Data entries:
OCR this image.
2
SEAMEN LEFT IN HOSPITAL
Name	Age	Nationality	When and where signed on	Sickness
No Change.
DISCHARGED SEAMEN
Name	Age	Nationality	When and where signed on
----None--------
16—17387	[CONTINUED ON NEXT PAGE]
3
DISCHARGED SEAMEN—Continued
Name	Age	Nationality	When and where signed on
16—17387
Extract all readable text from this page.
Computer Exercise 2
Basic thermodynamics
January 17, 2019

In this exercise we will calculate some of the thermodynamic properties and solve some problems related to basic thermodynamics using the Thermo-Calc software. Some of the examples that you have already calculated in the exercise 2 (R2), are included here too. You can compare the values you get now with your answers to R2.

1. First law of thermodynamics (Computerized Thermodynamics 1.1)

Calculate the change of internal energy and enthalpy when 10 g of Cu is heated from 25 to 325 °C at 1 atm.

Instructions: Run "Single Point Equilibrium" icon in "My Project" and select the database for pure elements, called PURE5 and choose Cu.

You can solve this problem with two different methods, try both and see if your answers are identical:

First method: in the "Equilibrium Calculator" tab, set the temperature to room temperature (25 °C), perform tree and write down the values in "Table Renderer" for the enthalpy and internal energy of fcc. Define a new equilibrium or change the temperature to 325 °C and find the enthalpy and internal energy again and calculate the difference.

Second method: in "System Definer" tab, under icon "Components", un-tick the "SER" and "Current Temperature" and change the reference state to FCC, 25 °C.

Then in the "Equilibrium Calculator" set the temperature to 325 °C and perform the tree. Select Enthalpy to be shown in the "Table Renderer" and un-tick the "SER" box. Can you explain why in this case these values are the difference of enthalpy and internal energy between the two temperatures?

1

(STATED GOAL):
Reproduce every record above exactly as it appears.

(CORRECT ANSWER):
OCR this image.
2
SEAMEN LEFT IN HOSPITAL
Name	Age	Nationality	When and where signed on	Sickness
No Change.
DISCHARGED SEAMEN
Name	Age	Nationality	When and where signed on
----None--------
16—17387	[CONTINUED ON NEXT PAGE]
3
DISCHARGED SEAMEN—Continued
Name	Age	Nationality	When and where signed on
16—17387
Extract all readable text from this page.
Computer Exercise 2
Basic thermodynamics
January 17, 2019

In this exercise we will calculate some of the thermodynamic properties and solve some problems related to basic thermodynamics using the Thermo-Calc software. Some of the examples that you have already calculated in the exercise 2 (R2), are included here too. You can compare the values you get now with your answers to R2.

1. First law of thermodynamics (Computerized Thermodynamics 1.1)

Calculate the change of internal energy and enthalpy when 10 g of Cu is heated from 25 to 325 °C at 1 atm.

Instructions: Run "Single Point Equilibrium" icon in "My Project" and select the database for pure elements, called PURE5 and choose Cu.

You can solve this problem with two different methods, try both and see if your answers are identical:

First method: in the "Equilibrium Calculator" tab, set the temperature to room temperature (25 °C), perform tree and write down the values in "Table Renderer" for the enthalpy and internal energy of fcc. Define a new equilibrium or change the temperature to 325 °C and find the enthalpy and internal energy again and calculate the difference.

Second method: in "System Definer" tab, under icon "Components", un-tick the "SER" and "Current Temperature" and change the reference state to FCC, 25 °C.

Then in the "Equilibrium Calculator" set the temperature to 325 °C and perform the tree. Select Enthalpy to be shown in the "Table Renderer" and un-tick the "SER" box. Can you explain why in this case these values are the difference of enthalpy and internal energy between the two temperatures?

1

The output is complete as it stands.